[SHORT TASK] Pick up the interview about FLOAT Beijing after its last sentence and keep writing it.

We hope that more people will attend the workshop next time. We are also excited to try different types of LED lights that were recommended to us by the kite experts. We are also planning on designing a more permanent installation, hopefully at XP, that will visualize the data once the workshops are over.

On your fundraising page, you also regarded FLOAT Beijing as a public art project. Why did you position FLOAT Beijing in that way? How does FLOAT Beijing show the spirit of public art?

We believe that FLOAT Beijing is a public art project as it engages and interacts with people directly. The workshops require local residents to come and work together, and the kite flying is both a night time spectacle for other residents, but is also choreographed by the workshop participants and kitefliers. We feel that the spirit of public art resides in the ability for something visual to inspire new dialogue and relationships between local residents, and that is what FLOAT Beijing seeks to do.

After this project, do you have any plans for other activities like FLOAT Beijing? Does the project relate to your personal career plans?

We’re going to see where the project goes, and will most likely hold workshops and kite flights in other cities as well. Xiaowei is interested in seeing the different levels of air pollution in the city as a function of urban design decisions, as sustainable urban design is one of her main interests. I am interested in exploring different venues for spreading knowledge about environmental and educational issues.

[STORED RECORDS]
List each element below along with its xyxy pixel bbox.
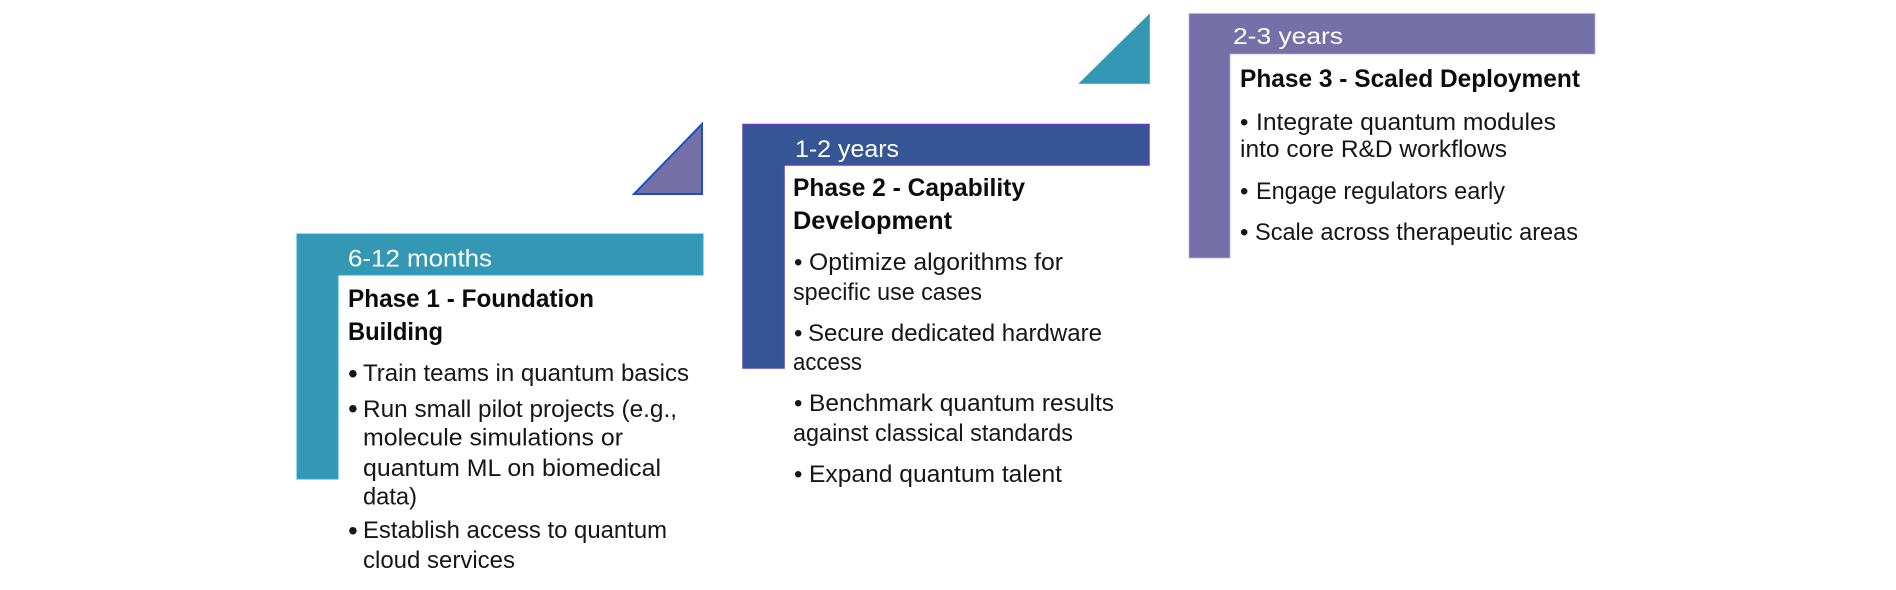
bullet list: phase 2: access	[793, 349, 862, 376]
bullet list: phase 2	[793, 249, 1114, 488]
panel: phase 3	[1189, 14, 1595, 258]
duration: 1-2 years: 1-2 years	[795, 136, 899, 163]
heading: phase 1: Phase 1 - Foundation	[348, 285, 594, 313]
heading: phase 1	[348, 285, 594, 346]
bullet list: phase 2: •	[794, 390, 802, 417]
bullet list: phase 2: specific use cases	[793, 279, 982, 306]
heading: phase 2: Phase 2 - Capability	[793, 174, 1025, 202]
bullet list: phase 1: Establish access to quantum	[363, 517, 667, 544]
bullet list: phase 3: into core R&D workflows	[1240, 136, 1507, 163]
bullet list: phase 3: Integrate quantum modules	[1256, 109, 1556, 136]
bullet list: phase 3	[1240, 109, 1578, 246]
bullet list: phase 1: quantum ML on biomedical	[363, 455, 661, 482]
bullet list: phase 2: Secure dedicated hardware	[808, 320, 1102, 347]
bullet list: phase 1: cloud services	[363, 547, 515, 574]
bullet list: phase 3: Engage regulators early	[1256, 178, 1505, 205]
bullet list: phase 1: Run small pilot projects (e.g.,	[363, 396, 677, 423]
bullet list: phase 2: Expand quantum talent	[809, 461, 1062, 488]
duration: 2-3 years: 2-3 years	[1233, 23, 1343, 49]
duration: 6-12 months: 6-12 months	[348, 246, 492, 272]
bullet list: phase 2: •	[794, 461, 802, 488]
heading: phase 3: Phase 3 - Scaled Deployment	[1240, 65, 1581, 93]
heading: phase 2: Development	[793, 207, 953, 235]
bullet list: phase 1: data)	[363, 484, 417, 510]
bullet list: phase 2: •	[794, 249, 802, 276]
bullet list: phase 2: •	[794, 320, 802, 347]
bullet list: phase 1	[348, 358, 689, 574]
bullet list: phase 2: Benchmark quantum results	[809, 390, 1114, 417]
heading: phase 1: Building	[348, 318, 443, 346]
bullet list: phase 1: •	[348, 515, 358, 546]
bullet list: phase 3: •	[1240, 178, 1248, 205]
panel: phase 2	[743, 124, 1149, 488]
L-shaped banner: phase 3	[1189, 14, 1595, 258]
panel: phase 1	[297, 234, 703, 574]
heading: phase 2	[793, 174, 1025, 235]
bullet list: phase 3: •	[1240, 219, 1248, 246]
bullet list: phase 1: •	[348, 358, 358, 389]
bullet list: phase 2: Optimize algorithms for	[809, 249, 1063, 276]
L-shaped banner: phase 2	[743, 124, 1149, 368]
bullet list: phase 3: Scale across therapeutic areas	[1255, 219, 1578, 246]
L-shaped banner: phase 1	[297, 234, 703, 479]
bullet list: phase 1: molecule simulations or	[363, 424, 623, 452]
bullet list: phase 3: •	[1240, 109, 1248, 136]
arrow triangle: phase 2 to 3	[1078, 13, 1150, 84]
bullet list: phase 2: against classical standards	[793, 420, 1073, 447]
arrow triangle: phase 1 to 2	[634, 124, 702, 194]
bullet list: phase 1: •	[348, 393, 358, 424]
bullet list: phase 1: Train teams in quantum basics	[363, 360, 689, 387]
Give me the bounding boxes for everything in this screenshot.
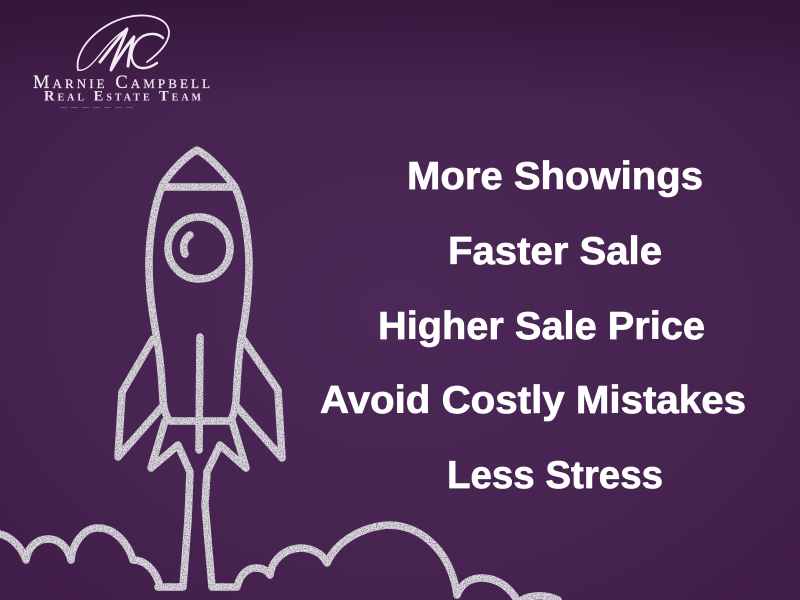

[EXERCISE OUTPUT]
f-l-o-a-t.com. Assembling an LED sensor for one of the kites.

How did you organize FLOAT Beijing? How did you get the funding besides Kickstarter?

We received a grant from the Black Rock Arts Foundation in March which gave us the initial funding for plane tickets and a small materials budget. We also received a small grant from the Awesome Foundation Boston Chapter and the Asia Society for Josh’s documentary about the project. Once the project began to grow we decided to expand to multiple workshops and started our Kickstarter campaign to help cover additional costs. We are so grateful to have received so much support and interest!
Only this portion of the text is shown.